Task objective — Answer with one number: how many lines have "gauge".

- - -

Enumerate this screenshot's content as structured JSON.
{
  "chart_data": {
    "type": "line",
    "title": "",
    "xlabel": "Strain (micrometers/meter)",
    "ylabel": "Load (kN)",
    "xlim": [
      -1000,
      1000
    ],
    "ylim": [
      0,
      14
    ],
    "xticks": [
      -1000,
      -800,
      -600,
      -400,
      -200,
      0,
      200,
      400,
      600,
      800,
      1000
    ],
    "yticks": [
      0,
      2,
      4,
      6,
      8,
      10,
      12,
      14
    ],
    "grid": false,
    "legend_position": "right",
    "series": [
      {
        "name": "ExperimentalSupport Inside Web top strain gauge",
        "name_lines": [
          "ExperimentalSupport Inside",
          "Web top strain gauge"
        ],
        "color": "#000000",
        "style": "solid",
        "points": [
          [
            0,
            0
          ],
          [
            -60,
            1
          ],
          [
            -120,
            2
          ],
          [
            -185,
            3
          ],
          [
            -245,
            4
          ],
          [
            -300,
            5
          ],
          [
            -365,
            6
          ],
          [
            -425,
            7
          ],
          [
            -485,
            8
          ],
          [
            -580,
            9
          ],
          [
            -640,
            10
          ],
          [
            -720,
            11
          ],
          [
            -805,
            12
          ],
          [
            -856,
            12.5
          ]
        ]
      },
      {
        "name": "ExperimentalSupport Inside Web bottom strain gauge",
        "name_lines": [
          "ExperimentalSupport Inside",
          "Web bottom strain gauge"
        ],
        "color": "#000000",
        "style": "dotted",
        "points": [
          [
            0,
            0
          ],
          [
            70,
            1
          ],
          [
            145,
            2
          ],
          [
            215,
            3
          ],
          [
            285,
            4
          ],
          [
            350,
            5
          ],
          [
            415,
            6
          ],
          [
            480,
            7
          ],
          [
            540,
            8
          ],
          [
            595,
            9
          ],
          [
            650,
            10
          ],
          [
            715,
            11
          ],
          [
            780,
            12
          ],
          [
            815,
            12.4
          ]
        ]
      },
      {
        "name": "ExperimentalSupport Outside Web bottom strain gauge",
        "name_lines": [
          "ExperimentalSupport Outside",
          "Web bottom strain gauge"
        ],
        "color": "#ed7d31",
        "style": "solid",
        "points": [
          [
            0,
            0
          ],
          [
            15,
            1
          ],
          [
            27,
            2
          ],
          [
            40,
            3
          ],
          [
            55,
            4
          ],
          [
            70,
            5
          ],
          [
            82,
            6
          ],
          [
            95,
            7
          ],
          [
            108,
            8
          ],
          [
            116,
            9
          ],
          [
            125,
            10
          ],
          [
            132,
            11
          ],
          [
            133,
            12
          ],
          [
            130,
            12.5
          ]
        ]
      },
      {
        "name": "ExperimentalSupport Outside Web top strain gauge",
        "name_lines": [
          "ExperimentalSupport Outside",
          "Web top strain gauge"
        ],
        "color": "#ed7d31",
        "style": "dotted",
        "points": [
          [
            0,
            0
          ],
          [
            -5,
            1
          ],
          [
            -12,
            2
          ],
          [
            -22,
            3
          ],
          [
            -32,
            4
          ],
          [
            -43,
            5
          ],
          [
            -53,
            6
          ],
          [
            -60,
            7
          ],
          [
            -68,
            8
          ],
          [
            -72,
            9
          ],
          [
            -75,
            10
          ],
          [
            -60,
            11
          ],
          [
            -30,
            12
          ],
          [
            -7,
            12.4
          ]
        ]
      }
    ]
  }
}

- - -

Written reply — 8